### Data excerpts
——

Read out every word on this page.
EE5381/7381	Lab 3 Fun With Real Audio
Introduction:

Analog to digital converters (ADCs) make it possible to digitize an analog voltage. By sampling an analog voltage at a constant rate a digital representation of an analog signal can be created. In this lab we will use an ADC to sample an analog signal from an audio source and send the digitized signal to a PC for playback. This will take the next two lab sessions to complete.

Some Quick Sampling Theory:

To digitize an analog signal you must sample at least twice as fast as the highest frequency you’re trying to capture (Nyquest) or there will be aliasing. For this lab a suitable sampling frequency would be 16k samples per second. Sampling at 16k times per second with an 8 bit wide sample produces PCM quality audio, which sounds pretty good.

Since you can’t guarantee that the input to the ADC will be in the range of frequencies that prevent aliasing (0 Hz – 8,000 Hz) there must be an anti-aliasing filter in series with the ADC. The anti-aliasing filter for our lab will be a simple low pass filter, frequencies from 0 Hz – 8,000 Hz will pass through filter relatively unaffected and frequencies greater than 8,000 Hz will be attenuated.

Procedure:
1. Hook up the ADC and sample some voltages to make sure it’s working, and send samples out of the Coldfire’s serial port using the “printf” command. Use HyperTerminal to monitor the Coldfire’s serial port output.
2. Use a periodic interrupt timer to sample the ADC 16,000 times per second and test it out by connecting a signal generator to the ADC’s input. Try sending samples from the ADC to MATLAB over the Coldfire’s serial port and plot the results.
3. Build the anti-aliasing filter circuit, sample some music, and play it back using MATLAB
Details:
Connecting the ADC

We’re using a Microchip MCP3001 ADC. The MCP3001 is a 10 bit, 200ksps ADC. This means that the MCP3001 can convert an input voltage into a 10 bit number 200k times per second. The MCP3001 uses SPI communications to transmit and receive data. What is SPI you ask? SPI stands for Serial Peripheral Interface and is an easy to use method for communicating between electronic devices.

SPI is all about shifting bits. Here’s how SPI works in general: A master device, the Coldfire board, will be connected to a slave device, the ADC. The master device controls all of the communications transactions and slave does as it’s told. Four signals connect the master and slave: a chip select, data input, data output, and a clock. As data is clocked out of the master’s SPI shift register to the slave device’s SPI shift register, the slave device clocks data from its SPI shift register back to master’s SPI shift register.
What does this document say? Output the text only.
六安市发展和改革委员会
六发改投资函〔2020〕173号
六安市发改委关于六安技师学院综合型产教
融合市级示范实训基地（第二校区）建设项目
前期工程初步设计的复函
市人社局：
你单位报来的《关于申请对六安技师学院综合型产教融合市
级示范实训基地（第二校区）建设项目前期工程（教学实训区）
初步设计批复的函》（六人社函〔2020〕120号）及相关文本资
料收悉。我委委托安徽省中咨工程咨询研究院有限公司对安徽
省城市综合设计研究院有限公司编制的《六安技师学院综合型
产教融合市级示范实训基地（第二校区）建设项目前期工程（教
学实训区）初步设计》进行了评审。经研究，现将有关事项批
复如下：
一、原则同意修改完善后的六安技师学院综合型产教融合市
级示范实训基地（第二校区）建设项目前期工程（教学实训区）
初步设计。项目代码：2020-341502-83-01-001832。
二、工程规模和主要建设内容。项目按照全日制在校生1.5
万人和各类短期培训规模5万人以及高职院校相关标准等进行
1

——

### Job
Repeat each record exactly. Omit nothing.

### Answer to the problem
Read out every word on this page.
EE5381/7381	Lab 3 Fun With Real Audio
Introduction:

Analog to digital converters (ADCs) make it possible to digitize an analog voltage. By sampling an analog voltage at a constant rate a digital representation of an analog signal can be created. In this lab we will use an ADC to sample an analog signal from an audio source and send the digitized signal to a PC for playback. This will take the next two lab sessions to complete.

Some Quick Sampling Theory:

To digitize an analog signal you must sample at least twice as fast as the highest frequency you’re trying to capture (Nyquest) or there will be aliasing. For this lab a suitable sampling frequency would be 16k samples per second. Sampling at 16k times per second with an 8 bit wide sample produces PCM quality audio, which sounds pretty good.

Since you can’t guarantee that the input to the ADC will be in the range of frequencies that prevent aliasing (0 Hz – 8,000 Hz) there must be an anti-aliasing filter in series with the ADC. The anti-aliasing filter for our lab will be a simple low pass filter, frequencies from 0 Hz – 8,000 Hz will pass through filter relatively unaffected and frequencies greater than 8,000 Hz will be attenuated.

Procedure:
1. Hook up the ADC and sample some voltages to make sure it’s working, and send samples out of the Coldfire’s serial port using the “printf” command. Use HyperTerminal to monitor the Coldfire’s serial port output.
2. Use a periodic interrupt timer to sample the ADC 16,000 times per second and test it out by connecting a signal generator to the ADC’s input. Try sending samples from the ADC to MATLAB over the Coldfire’s serial port and plot the results.
3. Build the anti-aliasing filter circuit, sample some music, and play it back using MATLAB
Details:
Connecting the ADC

We’re using a Microchip MCP3001 ADC. The MCP3001 is a 10 bit, 200ksps ADC. This means that the MCP3001 can convert an input voltage into a 10 bit number 200k times per second. The MCP3001 uses SPI communications to transmit and receive data. What is SPI you ask? SPI stands for Serial Peripheral Interface and is an easy to use method for communicating between electronic devices.

SPI is all about shifting bits. Here’s how SPI works in general: A master device, the Coldfire board, will be connected to a slave device, the ADC. The master device controls all of the communications transactions and slave does as it’s told. Four signals connect the master and slave: a chip select, data input, data output, and a clock. As data is clocked out of the master’s SPI shift register to the slave device’s SPI shift register, the slave device clocks data from its SPI shift register back to master’s SPI shift register.
What does this document say? Output the text only.
六安市发展和改革委员会
六发改投资函〔2020〕173号
六安市发改委关于六安技师学院综合型产教
融合市级示范实训基地（第二校区）建设项目
前期工程初步设计的复函
市人社局：
你单位报来的《关于申请对六安技师学院综合型产教融合市
级示范实训基地（第二校区）建设项目前期工程（教学实训区）
初步设计批复的函》（六人社函〔2020〕120号）及相关文本资
料收悉。我委委托安徽省中咨工程咨询研究院有限公司对安徽
省城市综合设计研究院有限公司编制的《六安技师学院综合型
产教融合市级示范实训基地（第二校区）建设项目前期工程（教
学实训区）初步设计》进行了评审。经研究，现将有关事项批
复如下：
一、原则同意修改完善后的六安技师学院综合型产教融合市
级示范实训基地（第二校区）建设项目前期工程（教学实训区）
初步设计。项目代码：2020-341502-83-01-001832。
二、工程规模和主要建设内容。项目按照全日制在校生1.5
万人和各类短期培训规模5万人以及高职院校相关标准等进行
1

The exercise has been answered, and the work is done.